### Your task
Every line that contains the word "directory" should be copied out.

— BEGIN Records for this exercise —

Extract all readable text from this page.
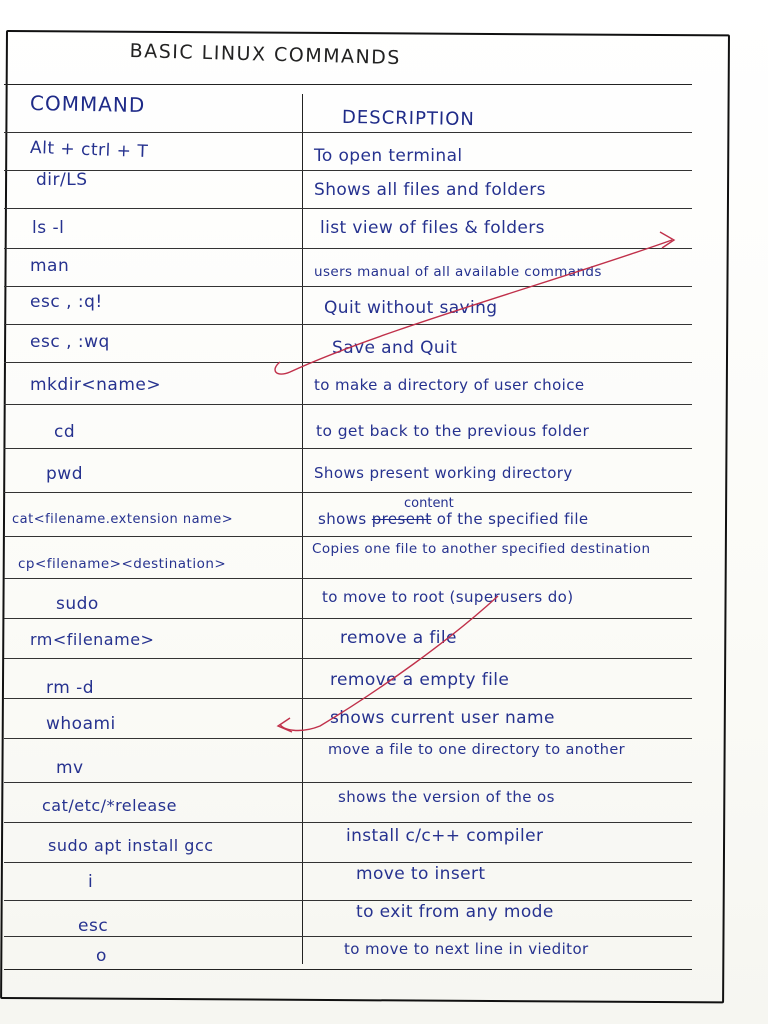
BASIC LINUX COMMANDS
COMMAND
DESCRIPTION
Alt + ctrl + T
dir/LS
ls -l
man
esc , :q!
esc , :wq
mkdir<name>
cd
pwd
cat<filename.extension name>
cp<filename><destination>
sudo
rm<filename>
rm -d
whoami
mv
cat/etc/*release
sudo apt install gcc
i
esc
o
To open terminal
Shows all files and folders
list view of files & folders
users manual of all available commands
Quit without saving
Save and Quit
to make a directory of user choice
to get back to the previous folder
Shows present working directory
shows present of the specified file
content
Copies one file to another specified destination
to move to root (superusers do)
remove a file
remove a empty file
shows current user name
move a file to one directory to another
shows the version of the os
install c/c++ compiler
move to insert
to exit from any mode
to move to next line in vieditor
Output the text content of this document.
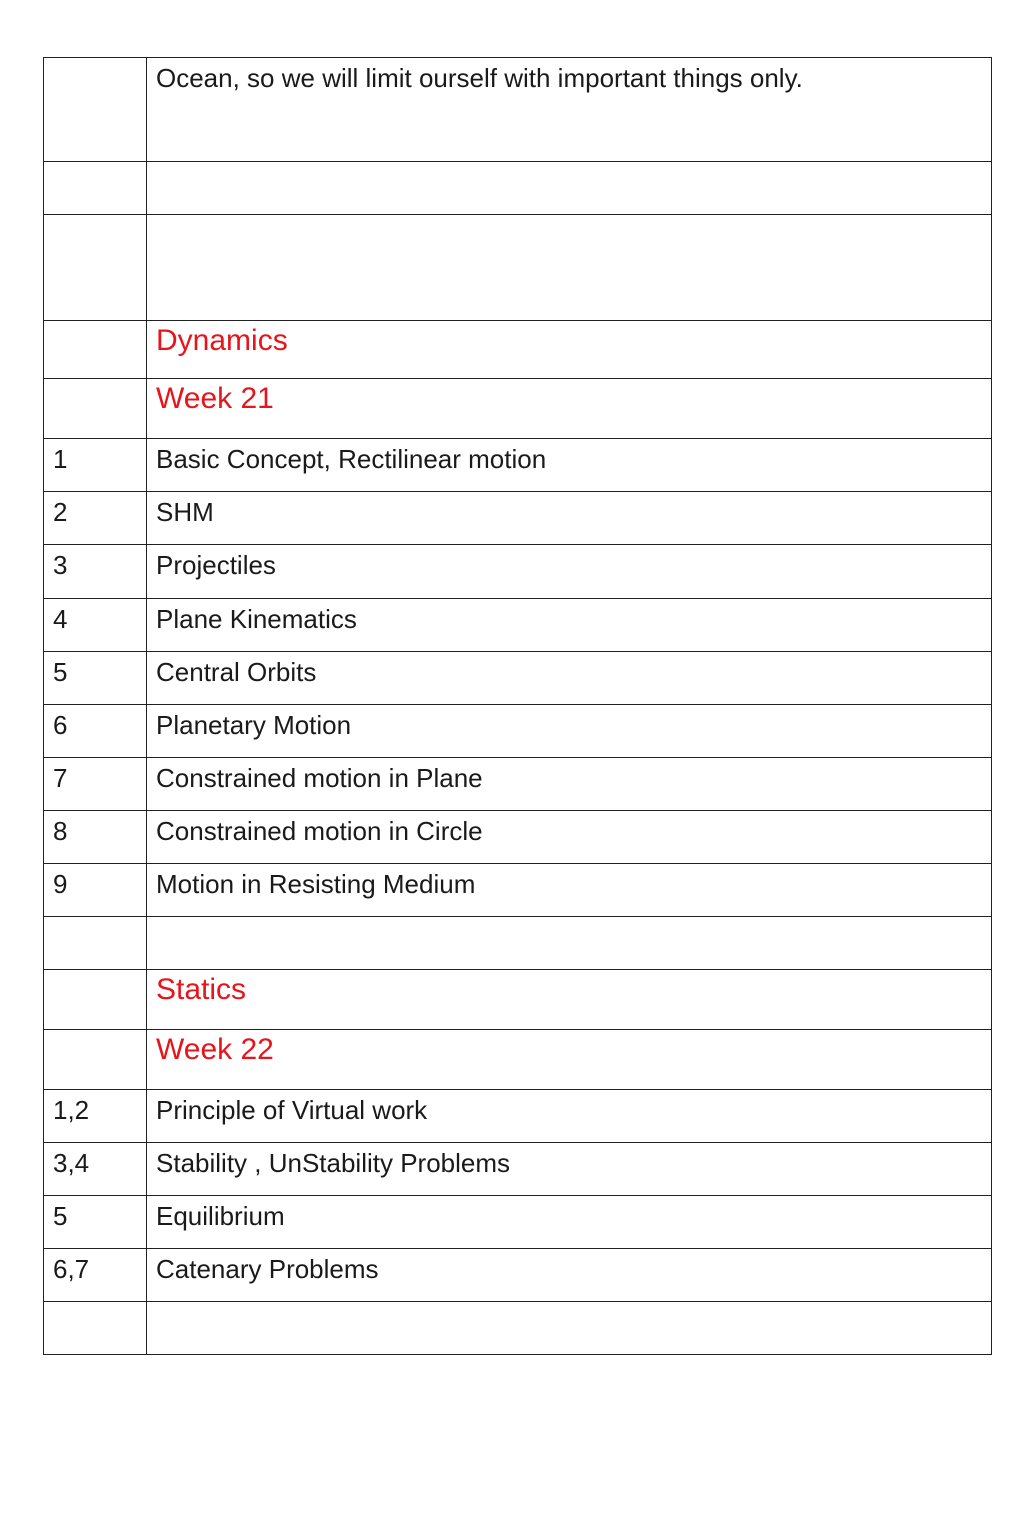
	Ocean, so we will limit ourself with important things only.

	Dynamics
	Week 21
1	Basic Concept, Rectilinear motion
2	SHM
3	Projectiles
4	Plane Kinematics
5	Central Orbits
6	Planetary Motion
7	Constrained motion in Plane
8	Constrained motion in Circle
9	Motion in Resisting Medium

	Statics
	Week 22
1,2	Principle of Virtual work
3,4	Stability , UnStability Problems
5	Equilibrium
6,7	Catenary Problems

— END Records for this exercise —
— BEGIN Records for this exercise —

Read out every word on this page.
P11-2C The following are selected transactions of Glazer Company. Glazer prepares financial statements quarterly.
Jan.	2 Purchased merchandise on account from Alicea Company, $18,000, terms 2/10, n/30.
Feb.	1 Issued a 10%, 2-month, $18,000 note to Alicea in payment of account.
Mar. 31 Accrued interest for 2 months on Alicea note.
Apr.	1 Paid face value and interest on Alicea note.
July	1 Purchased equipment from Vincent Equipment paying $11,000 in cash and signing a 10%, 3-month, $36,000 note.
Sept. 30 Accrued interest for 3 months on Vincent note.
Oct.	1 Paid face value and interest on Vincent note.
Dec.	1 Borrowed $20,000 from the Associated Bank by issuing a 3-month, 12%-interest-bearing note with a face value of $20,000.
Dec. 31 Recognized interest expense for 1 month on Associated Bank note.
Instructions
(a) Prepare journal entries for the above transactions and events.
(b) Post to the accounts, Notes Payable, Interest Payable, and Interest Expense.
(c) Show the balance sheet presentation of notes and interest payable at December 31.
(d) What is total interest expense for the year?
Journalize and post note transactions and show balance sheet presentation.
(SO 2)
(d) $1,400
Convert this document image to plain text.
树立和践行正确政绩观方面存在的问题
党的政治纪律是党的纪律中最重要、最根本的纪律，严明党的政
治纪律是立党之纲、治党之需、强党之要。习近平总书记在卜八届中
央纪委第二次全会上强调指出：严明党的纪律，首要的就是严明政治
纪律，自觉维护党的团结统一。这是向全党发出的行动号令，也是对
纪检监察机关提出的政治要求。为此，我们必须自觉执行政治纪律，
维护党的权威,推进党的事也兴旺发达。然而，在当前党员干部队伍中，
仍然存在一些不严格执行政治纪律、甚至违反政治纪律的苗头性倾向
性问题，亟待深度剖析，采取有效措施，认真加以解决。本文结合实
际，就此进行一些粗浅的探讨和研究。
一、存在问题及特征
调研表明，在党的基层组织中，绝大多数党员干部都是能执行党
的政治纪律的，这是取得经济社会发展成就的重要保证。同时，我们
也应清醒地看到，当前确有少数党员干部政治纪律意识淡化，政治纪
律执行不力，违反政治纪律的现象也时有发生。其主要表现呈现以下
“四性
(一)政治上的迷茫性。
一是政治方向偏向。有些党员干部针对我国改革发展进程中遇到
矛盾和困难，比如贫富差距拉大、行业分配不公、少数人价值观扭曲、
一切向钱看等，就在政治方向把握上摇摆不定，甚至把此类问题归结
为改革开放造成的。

— END Records for this exercise —

### Response to this task
to make a directory of user choice
Shows present working directory
move a file to one directory to another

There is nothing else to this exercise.